Figure content listings:
>>>>>

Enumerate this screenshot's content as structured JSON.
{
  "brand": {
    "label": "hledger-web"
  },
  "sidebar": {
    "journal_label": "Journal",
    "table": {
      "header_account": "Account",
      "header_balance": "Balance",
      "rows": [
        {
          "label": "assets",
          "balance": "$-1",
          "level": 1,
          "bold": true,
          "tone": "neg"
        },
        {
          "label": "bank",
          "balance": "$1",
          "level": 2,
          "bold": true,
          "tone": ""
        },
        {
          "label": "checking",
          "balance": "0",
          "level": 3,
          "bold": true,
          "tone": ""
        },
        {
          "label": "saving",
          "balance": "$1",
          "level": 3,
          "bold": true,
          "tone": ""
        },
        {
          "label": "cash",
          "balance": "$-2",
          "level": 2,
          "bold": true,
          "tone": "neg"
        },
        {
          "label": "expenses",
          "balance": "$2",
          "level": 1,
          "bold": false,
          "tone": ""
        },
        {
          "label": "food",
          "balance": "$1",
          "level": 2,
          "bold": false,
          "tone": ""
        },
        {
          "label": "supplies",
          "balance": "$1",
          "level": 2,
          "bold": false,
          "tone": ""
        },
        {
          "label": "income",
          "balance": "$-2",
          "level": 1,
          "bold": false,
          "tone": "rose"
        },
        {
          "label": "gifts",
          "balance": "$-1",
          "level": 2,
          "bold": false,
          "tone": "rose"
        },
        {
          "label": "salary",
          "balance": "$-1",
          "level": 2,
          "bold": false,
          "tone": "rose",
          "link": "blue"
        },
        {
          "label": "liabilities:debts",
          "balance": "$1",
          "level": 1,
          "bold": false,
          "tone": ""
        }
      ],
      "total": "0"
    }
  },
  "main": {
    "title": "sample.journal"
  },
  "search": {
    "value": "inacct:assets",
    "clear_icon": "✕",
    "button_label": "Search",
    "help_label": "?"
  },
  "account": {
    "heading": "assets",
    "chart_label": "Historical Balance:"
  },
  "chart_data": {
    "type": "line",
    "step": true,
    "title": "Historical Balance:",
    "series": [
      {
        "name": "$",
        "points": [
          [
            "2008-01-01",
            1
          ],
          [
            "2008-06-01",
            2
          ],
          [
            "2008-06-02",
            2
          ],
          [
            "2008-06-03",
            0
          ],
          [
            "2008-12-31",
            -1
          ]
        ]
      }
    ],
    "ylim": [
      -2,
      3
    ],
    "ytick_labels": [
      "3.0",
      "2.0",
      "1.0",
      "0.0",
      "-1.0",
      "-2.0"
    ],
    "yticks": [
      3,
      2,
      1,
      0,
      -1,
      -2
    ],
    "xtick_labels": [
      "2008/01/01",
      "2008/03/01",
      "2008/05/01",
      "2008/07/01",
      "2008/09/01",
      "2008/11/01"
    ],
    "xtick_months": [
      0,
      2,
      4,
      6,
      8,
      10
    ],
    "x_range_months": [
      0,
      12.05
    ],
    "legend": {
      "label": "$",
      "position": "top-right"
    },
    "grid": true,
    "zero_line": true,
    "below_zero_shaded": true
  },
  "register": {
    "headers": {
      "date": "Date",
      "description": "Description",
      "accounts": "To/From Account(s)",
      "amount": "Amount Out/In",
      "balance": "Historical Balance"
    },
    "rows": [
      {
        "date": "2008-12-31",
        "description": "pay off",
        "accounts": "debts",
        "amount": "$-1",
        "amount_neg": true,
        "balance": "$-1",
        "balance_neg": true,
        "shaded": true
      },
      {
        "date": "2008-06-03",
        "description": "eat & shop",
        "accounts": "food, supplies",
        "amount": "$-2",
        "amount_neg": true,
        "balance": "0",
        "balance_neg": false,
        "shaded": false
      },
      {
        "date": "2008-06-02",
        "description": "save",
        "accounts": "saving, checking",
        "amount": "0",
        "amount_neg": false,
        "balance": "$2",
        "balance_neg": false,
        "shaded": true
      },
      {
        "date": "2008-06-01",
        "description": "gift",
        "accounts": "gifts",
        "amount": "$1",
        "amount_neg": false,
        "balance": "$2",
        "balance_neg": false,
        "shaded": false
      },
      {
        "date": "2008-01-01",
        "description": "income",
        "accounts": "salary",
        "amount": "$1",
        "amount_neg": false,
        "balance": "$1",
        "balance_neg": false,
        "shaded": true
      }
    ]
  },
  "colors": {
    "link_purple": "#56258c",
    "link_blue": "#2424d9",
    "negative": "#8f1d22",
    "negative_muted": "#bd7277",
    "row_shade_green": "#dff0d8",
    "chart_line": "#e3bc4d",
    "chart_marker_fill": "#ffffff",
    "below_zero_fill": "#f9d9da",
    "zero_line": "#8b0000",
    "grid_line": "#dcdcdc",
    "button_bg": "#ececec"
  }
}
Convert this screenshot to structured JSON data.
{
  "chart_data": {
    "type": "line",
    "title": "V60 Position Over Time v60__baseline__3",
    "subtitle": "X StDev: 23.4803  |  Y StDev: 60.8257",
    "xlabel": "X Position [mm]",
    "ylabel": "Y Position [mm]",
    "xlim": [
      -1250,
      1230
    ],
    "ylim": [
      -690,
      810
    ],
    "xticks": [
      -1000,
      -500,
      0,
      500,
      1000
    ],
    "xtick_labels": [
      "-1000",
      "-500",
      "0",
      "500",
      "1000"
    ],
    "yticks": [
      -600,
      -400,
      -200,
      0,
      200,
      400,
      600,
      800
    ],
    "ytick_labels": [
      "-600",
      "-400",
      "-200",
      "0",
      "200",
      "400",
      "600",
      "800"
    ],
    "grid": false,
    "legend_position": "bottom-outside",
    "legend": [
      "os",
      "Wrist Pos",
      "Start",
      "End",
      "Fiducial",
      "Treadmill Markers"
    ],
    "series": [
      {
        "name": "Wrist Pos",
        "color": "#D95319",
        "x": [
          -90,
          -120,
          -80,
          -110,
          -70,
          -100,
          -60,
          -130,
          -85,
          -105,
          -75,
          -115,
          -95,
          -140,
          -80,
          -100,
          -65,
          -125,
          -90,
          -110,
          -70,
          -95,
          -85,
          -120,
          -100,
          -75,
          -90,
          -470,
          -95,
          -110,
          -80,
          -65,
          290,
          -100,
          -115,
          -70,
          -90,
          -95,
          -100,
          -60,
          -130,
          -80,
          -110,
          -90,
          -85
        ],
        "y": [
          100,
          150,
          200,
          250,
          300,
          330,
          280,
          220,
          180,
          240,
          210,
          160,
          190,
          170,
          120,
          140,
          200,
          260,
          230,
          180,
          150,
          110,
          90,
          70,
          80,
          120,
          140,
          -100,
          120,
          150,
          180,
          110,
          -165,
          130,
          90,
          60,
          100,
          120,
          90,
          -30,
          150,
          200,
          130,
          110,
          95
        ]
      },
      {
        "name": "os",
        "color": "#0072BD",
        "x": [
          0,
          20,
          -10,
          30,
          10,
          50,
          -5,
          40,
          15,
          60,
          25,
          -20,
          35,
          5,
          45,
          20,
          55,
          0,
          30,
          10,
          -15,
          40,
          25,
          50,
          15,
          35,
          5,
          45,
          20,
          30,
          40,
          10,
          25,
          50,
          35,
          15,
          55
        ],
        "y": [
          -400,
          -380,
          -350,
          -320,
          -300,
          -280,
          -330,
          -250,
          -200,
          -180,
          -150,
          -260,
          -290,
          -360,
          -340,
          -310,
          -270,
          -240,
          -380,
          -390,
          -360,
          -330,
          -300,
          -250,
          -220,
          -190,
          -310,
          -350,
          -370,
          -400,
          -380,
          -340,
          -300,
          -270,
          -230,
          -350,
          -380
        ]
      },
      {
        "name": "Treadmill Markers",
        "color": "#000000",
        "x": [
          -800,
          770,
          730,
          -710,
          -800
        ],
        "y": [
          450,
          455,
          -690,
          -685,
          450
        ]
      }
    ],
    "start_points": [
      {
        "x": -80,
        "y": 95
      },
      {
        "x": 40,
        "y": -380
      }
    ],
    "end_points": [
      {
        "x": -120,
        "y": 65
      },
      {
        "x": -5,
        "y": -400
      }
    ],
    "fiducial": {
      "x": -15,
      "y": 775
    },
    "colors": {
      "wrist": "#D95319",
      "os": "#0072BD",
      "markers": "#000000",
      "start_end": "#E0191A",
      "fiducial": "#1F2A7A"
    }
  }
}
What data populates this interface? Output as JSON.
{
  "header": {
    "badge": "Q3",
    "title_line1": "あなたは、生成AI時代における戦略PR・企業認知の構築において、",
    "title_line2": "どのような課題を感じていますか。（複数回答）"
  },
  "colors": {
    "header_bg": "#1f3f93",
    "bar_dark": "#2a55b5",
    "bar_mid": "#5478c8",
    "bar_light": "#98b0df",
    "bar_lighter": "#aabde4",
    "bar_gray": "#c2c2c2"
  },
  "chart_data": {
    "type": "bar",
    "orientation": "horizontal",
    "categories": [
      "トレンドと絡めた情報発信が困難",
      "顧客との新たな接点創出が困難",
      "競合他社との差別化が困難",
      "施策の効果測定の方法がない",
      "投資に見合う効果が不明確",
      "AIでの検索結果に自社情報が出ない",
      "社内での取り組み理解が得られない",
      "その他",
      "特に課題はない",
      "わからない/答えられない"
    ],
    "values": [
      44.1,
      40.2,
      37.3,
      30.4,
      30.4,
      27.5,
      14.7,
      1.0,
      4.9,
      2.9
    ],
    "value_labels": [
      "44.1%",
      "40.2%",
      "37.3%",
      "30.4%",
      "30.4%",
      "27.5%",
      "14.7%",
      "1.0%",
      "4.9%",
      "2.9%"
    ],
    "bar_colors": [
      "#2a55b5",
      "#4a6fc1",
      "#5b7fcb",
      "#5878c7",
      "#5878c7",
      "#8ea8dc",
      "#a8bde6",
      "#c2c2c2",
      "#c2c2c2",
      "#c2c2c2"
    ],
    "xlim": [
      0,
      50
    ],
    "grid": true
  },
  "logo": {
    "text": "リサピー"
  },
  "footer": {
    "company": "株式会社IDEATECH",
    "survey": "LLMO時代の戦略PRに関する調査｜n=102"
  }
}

<<<<<

SET TASK:
The lines to reproduce run from the line containing "What data populates" to the end of the listing; write them out exactly and add nothing.

SOLUTION:
What data populates this interface? Output as JSON.
{
  "header": {
    "badge": "Q3",
    "title_line1": "あなたは、生成AI時代における戦略PR・企業認知の構築において、",
    "title_line2": "どのような課題を感じていますか。（複数回答）"
  },
  "colors": {
    "header_bg": "#1f3f93",
    "bar_dark": "#2a55b5",
    "bar_mid": "#5478c8",
    "bar_light": "#98b0df",
    "bar_lighter": "#aabde4",
    "bar_gray": "#c2c2c2"
  },
  "chart_data": {
    "type": "bar",
    "orientation": "horizontal",
    "categories": [
      "トレンドと絡めた情報発信が困難",
      "顧客との新たな接点創出が困難",
      "競合他社との差別化が困難",
      "施策の効果測定の方法がない",
      "投資に見合う効果が不明確",
      "AIでの検索結果に自社情報が出ない",
      "社内での取り組み理解が得られない",
      "その他",
      "特に課題はない",
      "わからない/答えられない"
    ],
    "values": [
      44.1,
      40.2,
      37.3,
      30.4,
      30.4,
      27.5,
      14.7,
      1.0,
      4.9,
      2.9
    ],
    "value_labels": [
      "44.1%",
      "40.2%",
      "37.3%",
      "30.4%",
      "30.4%",
      "27.5%",
      "14.7%",
      "1.0%",
      "4.9%",
      "2.9%"
    ],
    "bar_colors": [
      "#2a55b5",
      "#4a6fc1",
      "#5b7fcb",
      "#5878c7",
      "#5878c7",
      "#8ea8dc",
      "#a8bde6",
      "#c2c2c2",
      "#c2c2c2",
      "#c2c2c2"
    ],
    "xlim": [
      0,
      50
    ],
    "grid": true
  },
  "logo": {
    "text": "リサピー"
  },
  "footer": {
    "company": "株式会社IDEATECH",
    "survey": "LLMO時代の戦略PRに関する調査｜n=102"
  }
}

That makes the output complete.